**Given task**.
Extract and list every line that contains the word "using".

-- -- --

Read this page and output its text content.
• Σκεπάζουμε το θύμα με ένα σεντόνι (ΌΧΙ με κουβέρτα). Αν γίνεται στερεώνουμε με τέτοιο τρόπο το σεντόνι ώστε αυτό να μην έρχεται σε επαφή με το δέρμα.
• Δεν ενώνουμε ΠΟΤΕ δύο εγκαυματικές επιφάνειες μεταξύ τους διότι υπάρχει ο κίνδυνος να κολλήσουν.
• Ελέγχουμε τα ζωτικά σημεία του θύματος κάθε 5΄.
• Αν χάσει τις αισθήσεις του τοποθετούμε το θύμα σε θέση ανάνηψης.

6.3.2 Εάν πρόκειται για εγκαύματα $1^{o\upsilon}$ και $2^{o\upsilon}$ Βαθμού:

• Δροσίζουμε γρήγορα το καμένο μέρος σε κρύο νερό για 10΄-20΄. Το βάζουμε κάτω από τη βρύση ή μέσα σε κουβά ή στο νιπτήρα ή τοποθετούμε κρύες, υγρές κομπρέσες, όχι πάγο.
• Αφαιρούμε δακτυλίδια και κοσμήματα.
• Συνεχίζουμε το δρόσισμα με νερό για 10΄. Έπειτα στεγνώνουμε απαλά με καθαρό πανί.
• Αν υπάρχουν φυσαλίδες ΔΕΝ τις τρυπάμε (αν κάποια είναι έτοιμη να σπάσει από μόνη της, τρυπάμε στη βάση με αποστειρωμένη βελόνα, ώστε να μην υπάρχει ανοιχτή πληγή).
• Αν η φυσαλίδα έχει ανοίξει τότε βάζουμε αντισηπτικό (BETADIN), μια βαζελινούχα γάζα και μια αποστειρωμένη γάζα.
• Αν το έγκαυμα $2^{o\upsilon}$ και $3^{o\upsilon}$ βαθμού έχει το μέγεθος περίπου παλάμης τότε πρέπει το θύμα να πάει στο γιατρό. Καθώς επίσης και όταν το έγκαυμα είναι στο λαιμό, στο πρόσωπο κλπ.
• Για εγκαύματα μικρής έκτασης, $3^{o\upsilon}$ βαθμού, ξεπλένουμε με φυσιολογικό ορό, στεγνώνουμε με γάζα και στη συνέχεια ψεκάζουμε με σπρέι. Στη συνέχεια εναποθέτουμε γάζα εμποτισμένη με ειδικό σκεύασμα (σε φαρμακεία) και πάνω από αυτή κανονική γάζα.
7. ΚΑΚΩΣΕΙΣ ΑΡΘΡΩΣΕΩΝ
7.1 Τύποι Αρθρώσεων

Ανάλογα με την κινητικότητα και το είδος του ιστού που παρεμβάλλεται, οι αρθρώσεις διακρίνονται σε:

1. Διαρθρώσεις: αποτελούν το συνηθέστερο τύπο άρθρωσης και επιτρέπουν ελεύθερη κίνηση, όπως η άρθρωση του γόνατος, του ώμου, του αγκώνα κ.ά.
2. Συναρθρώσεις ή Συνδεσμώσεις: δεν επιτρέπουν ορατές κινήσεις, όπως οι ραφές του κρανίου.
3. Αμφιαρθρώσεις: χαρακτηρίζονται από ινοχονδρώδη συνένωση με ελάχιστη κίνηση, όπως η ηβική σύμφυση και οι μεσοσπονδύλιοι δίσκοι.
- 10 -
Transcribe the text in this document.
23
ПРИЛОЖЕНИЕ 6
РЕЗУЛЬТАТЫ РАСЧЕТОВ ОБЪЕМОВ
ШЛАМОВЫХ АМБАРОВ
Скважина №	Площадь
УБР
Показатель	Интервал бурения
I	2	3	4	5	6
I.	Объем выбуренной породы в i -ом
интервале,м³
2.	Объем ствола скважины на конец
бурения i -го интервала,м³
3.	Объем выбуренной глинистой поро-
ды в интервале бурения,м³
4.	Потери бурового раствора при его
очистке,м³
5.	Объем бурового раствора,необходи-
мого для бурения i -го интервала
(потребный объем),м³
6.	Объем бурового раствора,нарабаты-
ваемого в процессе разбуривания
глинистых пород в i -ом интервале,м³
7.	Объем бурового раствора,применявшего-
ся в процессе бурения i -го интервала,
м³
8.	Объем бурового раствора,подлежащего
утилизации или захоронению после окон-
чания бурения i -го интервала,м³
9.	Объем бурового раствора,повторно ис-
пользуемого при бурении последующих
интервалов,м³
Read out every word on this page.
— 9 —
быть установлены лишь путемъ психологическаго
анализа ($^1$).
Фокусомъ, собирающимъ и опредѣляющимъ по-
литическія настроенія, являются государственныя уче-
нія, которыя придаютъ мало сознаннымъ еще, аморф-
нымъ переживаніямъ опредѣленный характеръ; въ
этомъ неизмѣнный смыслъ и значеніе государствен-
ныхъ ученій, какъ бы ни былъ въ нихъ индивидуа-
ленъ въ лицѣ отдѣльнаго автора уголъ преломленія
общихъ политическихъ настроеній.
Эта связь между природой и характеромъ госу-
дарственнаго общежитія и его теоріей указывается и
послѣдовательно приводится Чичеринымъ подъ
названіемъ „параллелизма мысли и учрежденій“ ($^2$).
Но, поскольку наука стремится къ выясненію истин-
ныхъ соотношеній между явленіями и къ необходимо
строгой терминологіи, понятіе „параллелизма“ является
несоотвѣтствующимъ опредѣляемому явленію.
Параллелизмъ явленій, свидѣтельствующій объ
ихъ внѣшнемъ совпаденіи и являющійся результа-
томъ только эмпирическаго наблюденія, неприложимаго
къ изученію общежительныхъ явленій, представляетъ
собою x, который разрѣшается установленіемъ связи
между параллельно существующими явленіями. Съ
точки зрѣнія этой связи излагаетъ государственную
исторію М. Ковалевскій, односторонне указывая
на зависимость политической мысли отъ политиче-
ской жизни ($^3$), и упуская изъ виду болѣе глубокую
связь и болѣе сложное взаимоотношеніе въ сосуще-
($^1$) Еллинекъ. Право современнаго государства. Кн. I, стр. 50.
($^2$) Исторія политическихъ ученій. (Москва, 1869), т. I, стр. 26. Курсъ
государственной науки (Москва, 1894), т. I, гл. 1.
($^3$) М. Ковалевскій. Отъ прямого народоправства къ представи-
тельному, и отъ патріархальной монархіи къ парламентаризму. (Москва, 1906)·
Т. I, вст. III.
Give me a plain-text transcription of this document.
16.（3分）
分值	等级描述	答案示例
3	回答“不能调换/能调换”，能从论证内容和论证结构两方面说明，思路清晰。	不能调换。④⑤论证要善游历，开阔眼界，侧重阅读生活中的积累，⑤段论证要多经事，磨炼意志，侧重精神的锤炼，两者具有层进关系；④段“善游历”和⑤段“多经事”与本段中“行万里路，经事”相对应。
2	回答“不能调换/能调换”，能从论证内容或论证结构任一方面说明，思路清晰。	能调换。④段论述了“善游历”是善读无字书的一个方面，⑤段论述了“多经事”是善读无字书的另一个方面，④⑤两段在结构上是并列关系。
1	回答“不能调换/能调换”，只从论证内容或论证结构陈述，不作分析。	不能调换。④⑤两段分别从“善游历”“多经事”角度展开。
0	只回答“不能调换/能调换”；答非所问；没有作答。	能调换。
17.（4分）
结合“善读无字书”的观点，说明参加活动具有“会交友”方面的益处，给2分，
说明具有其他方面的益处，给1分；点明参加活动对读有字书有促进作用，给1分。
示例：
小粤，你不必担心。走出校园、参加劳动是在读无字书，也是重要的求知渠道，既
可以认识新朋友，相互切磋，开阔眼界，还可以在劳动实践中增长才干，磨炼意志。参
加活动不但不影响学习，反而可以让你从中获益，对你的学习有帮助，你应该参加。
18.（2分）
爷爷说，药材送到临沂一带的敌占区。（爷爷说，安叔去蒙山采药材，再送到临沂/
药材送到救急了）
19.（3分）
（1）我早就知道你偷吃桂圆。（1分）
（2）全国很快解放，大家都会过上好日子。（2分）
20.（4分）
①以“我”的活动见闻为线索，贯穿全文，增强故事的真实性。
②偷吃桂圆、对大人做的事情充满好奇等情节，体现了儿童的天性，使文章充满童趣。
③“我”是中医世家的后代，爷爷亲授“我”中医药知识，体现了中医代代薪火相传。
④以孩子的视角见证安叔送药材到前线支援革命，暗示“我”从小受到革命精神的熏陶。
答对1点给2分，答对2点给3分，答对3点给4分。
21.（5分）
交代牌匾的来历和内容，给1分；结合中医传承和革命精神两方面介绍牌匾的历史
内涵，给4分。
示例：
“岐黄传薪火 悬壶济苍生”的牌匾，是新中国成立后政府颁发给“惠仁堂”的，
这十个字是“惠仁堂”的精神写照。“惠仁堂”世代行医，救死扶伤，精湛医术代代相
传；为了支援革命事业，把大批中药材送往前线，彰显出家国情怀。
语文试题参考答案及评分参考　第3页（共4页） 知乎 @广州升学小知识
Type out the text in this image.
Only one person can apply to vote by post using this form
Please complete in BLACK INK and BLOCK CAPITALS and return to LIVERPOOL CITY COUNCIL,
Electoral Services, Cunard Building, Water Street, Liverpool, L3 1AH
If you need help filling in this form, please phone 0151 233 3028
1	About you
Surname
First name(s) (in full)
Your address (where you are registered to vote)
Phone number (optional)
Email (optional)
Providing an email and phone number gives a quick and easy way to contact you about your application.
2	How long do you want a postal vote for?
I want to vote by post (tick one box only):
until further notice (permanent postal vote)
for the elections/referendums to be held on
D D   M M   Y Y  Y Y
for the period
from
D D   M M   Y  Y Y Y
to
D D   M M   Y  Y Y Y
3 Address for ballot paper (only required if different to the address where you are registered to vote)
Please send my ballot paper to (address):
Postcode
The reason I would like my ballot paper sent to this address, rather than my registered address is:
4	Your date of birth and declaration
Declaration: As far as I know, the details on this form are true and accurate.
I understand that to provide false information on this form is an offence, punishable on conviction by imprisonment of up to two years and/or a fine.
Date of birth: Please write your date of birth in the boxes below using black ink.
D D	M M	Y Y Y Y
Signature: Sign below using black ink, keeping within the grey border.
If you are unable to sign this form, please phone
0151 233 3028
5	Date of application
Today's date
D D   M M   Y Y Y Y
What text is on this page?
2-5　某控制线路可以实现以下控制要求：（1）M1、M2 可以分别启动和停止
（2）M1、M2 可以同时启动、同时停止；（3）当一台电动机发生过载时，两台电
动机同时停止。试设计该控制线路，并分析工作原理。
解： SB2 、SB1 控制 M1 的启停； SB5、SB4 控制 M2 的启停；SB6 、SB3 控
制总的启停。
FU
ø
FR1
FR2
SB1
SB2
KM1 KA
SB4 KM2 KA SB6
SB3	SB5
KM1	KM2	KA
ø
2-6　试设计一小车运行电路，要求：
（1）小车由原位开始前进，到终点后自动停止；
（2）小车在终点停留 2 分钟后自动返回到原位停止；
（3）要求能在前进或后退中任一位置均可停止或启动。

-- -- --

**Written answer**.
Only one person can apply to vote by post using this form
Date of birth: Please write your date of birth in the boxes below using black ink.
Signature: Sign below using black ink, keeping within the grey border.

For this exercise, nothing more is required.